Extracted records:
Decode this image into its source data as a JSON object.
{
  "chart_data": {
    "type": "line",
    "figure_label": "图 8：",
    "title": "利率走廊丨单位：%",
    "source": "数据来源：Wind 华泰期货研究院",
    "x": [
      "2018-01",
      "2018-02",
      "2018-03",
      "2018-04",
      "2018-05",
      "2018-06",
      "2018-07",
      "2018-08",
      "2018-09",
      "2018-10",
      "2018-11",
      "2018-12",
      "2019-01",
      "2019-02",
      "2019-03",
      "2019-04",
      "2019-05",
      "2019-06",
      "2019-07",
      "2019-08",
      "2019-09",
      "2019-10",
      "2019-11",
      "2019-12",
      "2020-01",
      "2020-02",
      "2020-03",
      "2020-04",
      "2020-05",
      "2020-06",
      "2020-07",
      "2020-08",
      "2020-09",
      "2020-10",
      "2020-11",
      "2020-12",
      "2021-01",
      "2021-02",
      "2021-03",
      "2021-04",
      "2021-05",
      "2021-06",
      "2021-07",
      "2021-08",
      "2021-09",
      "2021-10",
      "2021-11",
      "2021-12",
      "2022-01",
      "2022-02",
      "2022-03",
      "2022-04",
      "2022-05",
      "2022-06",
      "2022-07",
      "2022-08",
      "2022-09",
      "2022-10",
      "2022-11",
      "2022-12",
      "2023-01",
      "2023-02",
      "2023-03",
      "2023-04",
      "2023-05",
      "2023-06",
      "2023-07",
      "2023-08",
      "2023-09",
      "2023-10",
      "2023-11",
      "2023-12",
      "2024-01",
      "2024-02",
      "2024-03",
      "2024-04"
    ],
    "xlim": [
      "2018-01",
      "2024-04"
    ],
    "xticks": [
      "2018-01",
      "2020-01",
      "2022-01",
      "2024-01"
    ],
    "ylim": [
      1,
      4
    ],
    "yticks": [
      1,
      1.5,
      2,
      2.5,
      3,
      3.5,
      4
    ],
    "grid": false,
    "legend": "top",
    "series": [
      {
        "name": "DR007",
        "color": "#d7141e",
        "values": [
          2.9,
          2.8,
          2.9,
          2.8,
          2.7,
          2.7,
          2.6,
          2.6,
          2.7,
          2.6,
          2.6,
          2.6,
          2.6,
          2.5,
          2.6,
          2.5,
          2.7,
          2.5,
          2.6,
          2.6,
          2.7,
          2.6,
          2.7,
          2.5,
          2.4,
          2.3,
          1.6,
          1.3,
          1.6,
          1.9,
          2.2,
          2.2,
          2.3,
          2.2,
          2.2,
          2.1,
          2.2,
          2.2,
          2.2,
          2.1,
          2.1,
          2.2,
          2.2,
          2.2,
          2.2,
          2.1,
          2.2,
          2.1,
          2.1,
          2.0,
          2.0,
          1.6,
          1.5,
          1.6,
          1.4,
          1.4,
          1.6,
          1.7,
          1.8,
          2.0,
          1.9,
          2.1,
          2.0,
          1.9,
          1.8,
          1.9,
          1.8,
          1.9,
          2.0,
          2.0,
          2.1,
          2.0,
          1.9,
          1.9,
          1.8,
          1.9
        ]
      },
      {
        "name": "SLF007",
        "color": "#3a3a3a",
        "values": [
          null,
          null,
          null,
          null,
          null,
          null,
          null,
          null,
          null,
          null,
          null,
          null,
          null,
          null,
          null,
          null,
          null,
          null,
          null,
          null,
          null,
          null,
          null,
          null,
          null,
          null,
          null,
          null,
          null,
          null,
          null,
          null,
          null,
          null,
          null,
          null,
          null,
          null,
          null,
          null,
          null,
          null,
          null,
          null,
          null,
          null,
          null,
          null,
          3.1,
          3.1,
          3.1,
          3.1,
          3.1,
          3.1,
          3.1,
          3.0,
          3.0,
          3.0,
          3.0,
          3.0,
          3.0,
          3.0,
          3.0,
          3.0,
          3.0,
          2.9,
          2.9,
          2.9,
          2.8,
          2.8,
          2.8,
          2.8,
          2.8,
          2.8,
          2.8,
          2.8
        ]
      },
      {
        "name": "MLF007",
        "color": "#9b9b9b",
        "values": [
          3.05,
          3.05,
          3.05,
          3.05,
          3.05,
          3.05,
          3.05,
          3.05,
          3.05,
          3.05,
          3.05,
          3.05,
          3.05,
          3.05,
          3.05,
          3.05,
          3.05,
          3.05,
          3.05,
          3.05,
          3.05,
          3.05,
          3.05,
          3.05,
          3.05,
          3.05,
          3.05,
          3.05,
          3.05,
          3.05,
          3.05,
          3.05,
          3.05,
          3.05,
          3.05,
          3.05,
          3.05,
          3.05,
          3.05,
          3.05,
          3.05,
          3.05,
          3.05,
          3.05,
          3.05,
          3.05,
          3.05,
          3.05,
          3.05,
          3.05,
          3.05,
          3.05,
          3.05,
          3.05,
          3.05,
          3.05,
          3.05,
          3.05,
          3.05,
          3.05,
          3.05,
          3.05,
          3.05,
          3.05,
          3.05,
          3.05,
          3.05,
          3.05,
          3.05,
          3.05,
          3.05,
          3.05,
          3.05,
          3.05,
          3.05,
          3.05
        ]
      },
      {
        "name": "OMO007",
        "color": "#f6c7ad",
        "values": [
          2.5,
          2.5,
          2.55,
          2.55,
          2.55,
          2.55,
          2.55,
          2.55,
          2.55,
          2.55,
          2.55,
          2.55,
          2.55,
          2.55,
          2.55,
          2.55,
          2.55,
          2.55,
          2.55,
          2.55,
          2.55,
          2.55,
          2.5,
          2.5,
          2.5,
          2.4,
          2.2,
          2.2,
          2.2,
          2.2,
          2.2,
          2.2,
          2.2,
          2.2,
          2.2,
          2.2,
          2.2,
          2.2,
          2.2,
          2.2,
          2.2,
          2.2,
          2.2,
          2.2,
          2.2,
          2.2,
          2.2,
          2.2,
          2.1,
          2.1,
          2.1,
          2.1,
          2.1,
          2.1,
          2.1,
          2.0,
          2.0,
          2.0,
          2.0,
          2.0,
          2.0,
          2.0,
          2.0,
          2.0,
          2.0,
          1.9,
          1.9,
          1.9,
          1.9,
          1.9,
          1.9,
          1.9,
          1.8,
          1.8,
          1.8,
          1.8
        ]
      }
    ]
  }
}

WORK TO DO: Copy each line above containing the string "color".

SOLUTION FOR THIS EXERCISE:
        "color": "#d7141e",
        "color": "#3a3a3a",
        "color": "#9b9b9b",
        "color": "#f6c7ad",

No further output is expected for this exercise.